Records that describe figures
>>>
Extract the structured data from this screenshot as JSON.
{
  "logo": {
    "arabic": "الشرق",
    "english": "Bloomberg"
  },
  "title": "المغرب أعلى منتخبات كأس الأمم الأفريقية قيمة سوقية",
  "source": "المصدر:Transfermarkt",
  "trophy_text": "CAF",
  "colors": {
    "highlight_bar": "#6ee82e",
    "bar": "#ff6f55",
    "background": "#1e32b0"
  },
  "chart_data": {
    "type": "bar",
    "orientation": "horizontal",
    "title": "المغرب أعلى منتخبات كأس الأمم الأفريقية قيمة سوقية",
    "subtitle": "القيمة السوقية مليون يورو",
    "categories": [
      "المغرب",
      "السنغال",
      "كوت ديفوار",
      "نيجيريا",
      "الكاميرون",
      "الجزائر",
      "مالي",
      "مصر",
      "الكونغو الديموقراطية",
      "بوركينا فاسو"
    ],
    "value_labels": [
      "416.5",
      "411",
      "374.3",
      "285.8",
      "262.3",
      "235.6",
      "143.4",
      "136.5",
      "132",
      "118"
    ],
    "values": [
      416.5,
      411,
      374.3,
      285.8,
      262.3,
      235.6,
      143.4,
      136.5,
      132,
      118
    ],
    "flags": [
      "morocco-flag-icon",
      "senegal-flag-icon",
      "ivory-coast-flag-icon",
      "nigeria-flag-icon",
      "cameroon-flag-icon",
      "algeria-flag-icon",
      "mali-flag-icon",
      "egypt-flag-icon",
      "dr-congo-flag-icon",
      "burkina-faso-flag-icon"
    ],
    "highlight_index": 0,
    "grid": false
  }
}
<<<
# DO THIS
From the entries above, return each line with the word "المغرب" in it.

# RESPONSE
  "title": "المغرب أعلى منتخبات كأس الأمم الأفريقية قيمة سوقية",
    "title": "المغرب أعلى منتخبات كأس الأمم الأفريقية قيمة سوقية",
      "المغرب",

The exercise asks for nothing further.